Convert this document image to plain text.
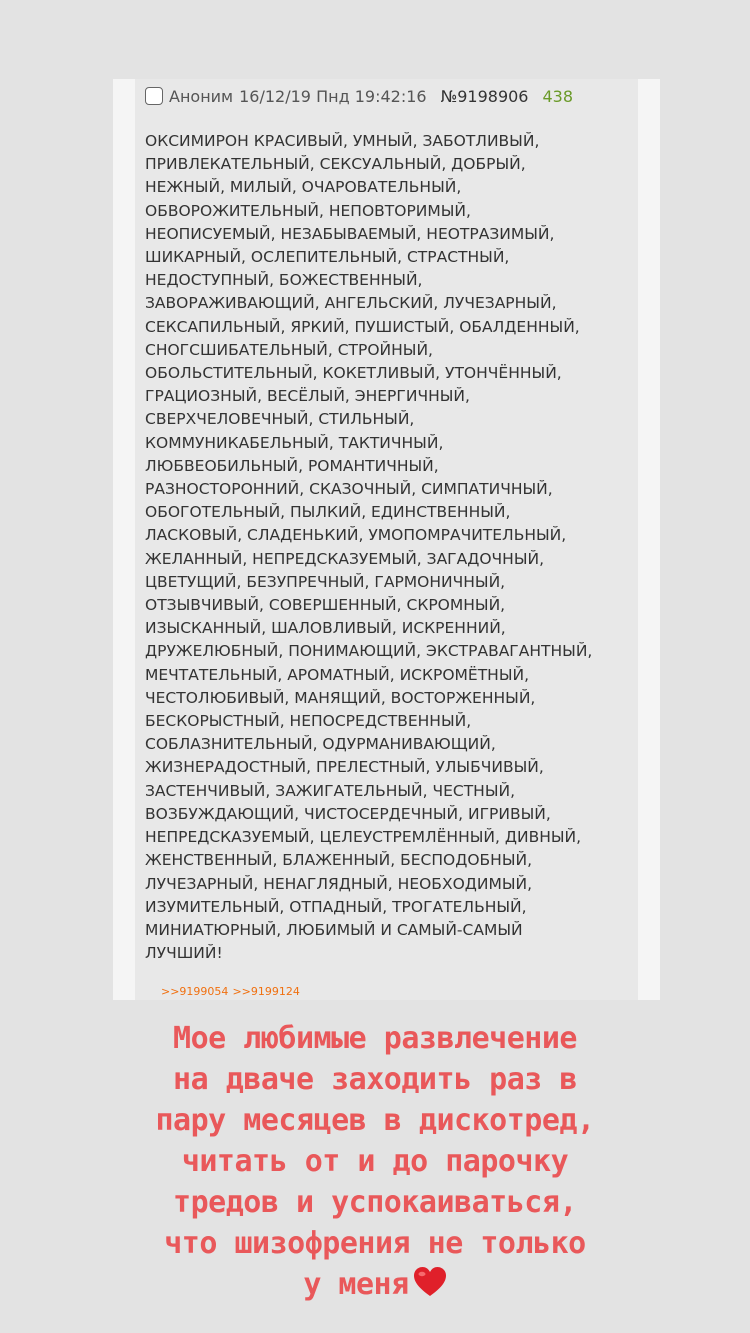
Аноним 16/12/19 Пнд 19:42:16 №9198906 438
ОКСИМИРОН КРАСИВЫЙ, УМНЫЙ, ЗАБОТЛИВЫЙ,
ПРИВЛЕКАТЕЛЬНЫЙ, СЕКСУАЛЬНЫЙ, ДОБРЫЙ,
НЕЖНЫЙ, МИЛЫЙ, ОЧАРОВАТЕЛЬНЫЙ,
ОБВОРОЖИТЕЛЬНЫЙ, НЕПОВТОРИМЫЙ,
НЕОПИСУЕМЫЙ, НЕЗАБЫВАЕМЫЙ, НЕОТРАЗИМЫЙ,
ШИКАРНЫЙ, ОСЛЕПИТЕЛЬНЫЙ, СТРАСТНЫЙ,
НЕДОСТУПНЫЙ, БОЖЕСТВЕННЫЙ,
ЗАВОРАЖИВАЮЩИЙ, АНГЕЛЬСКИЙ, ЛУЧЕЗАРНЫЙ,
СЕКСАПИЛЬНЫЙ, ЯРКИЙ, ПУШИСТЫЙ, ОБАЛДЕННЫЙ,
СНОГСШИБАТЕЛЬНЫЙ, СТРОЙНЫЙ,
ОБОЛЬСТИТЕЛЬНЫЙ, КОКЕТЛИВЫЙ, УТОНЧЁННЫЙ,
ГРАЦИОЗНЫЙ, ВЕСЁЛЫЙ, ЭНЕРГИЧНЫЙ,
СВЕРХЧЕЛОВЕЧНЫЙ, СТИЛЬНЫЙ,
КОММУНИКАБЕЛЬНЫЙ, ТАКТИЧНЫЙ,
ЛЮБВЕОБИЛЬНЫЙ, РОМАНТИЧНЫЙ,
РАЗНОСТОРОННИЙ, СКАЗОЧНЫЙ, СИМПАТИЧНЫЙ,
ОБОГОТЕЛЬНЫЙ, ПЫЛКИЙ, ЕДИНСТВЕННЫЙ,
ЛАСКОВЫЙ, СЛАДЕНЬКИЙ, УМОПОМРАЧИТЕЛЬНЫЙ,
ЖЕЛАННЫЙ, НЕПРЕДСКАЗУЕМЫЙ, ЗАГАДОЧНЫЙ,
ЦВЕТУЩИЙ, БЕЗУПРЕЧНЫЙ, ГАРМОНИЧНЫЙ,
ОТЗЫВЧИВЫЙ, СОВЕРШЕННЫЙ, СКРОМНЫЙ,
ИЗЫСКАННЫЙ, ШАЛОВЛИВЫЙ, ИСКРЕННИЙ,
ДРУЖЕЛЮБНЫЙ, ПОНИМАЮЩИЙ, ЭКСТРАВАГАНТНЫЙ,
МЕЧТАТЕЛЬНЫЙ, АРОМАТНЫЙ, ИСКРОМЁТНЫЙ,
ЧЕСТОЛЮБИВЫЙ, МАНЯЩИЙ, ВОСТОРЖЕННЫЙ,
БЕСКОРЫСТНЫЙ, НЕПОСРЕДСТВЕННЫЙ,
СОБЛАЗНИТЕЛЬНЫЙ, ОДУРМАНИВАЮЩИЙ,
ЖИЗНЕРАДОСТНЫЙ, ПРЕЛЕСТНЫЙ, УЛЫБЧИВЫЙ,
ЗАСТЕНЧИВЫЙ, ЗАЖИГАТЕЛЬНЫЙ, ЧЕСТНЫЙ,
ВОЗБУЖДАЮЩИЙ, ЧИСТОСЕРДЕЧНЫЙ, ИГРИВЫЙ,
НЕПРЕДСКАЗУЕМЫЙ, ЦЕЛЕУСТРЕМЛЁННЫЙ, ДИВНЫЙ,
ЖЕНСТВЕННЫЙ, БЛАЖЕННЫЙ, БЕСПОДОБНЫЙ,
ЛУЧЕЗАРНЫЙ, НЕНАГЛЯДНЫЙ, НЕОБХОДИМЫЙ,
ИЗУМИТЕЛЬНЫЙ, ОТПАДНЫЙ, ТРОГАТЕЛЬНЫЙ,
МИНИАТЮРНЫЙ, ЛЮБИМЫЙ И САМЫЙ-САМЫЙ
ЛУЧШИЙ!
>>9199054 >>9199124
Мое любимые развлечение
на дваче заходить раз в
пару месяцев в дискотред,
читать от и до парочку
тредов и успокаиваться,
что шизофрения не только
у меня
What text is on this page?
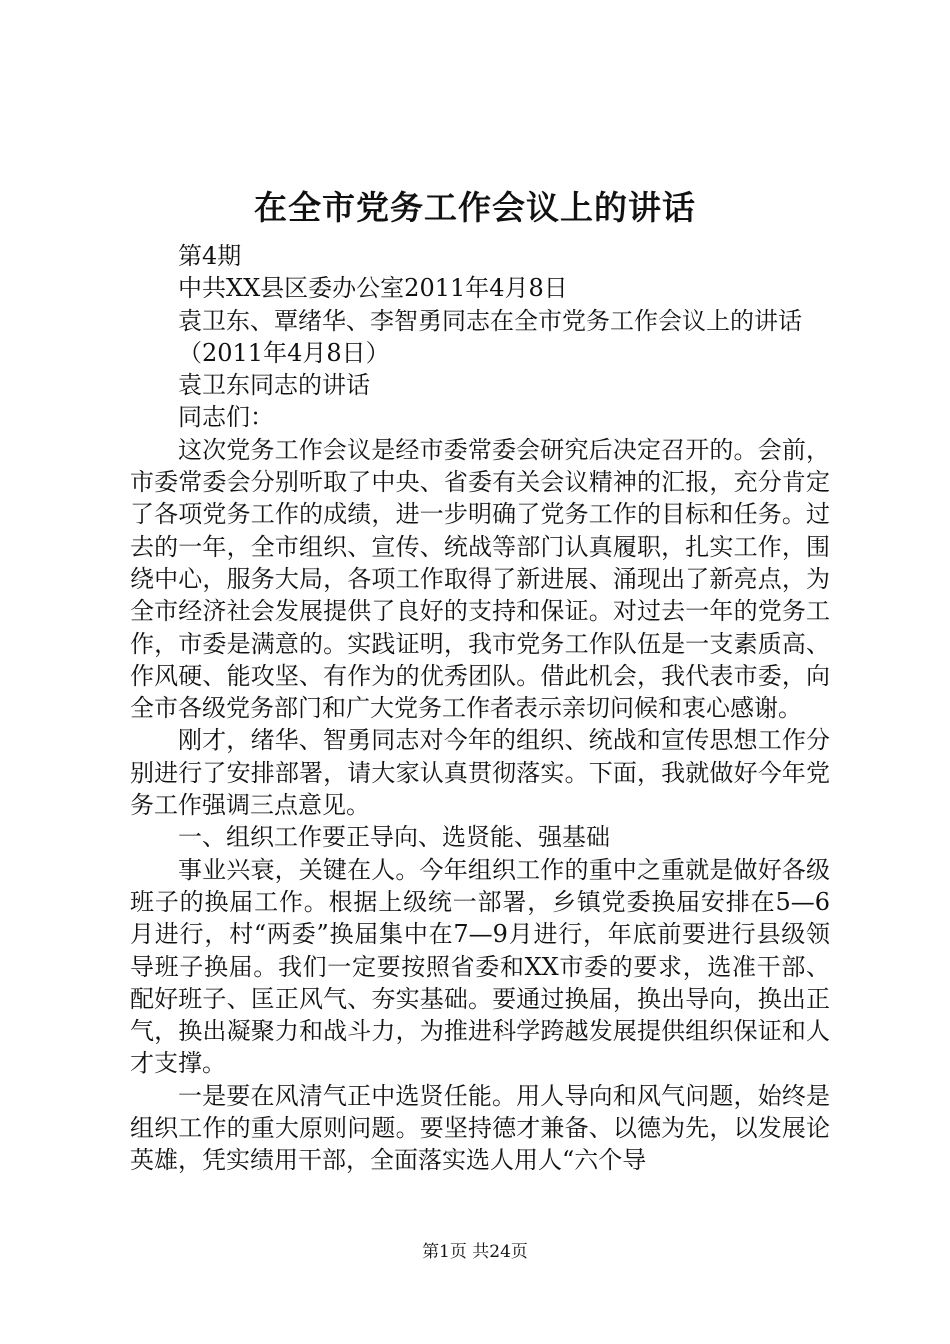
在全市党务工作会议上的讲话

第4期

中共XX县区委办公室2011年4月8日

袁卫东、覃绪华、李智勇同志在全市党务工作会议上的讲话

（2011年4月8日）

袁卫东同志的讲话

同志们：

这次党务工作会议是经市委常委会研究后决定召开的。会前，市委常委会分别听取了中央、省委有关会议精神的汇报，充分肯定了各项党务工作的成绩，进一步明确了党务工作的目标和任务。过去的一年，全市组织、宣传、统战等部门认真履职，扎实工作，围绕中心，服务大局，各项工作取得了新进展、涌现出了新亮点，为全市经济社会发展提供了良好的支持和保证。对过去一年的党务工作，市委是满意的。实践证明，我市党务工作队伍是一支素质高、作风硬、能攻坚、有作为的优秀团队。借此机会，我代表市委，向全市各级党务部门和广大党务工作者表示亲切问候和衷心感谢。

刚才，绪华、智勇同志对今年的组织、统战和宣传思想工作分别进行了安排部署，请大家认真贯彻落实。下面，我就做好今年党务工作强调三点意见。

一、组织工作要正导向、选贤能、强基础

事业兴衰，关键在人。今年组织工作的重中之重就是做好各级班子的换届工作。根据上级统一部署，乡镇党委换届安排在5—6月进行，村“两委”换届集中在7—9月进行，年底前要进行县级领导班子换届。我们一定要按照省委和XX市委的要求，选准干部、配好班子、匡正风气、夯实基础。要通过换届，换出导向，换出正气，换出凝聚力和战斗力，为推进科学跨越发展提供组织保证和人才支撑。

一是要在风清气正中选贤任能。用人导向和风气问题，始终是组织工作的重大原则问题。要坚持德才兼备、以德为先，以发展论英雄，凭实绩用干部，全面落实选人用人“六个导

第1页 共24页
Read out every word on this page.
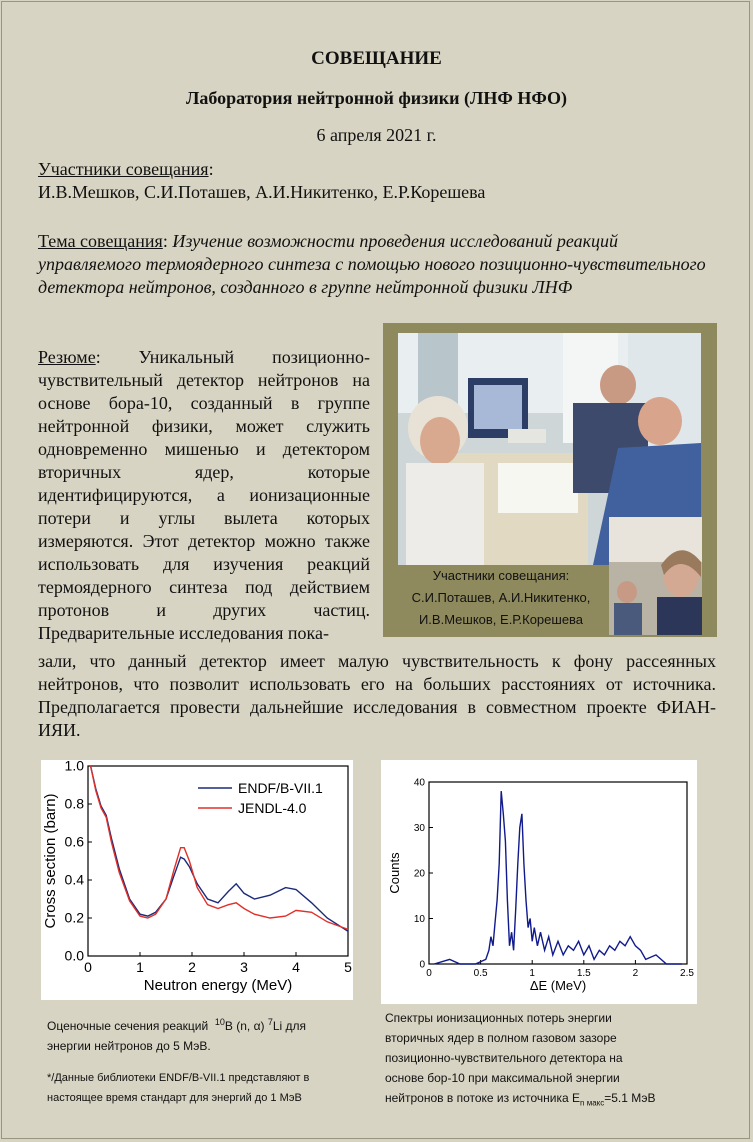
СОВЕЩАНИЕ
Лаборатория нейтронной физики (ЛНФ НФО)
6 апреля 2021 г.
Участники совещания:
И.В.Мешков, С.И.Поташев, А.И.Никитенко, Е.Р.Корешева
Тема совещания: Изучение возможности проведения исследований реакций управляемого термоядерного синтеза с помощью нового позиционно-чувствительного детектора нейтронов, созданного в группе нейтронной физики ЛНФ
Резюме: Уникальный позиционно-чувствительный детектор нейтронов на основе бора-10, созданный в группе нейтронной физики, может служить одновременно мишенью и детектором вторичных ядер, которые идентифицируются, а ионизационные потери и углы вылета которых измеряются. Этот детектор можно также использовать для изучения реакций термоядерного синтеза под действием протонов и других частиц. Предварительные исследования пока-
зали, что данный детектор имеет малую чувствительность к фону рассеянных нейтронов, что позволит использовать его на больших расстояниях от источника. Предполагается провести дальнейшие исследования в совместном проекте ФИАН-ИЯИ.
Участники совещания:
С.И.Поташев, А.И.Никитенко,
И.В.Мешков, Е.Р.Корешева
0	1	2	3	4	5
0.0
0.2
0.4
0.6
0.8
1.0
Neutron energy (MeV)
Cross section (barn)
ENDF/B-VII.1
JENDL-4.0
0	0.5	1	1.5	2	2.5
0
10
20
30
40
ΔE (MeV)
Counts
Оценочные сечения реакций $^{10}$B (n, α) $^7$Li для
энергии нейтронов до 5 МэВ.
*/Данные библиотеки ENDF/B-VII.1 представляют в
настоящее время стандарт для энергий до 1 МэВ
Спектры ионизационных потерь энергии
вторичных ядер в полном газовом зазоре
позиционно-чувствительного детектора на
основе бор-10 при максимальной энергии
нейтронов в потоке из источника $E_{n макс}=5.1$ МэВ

_ _ _ _ _

REQUIRED TASK: Pick out each line in the material containing "text".

COMPLETE OUTPUT:
Convert this document image to plain text.
What text is on this page?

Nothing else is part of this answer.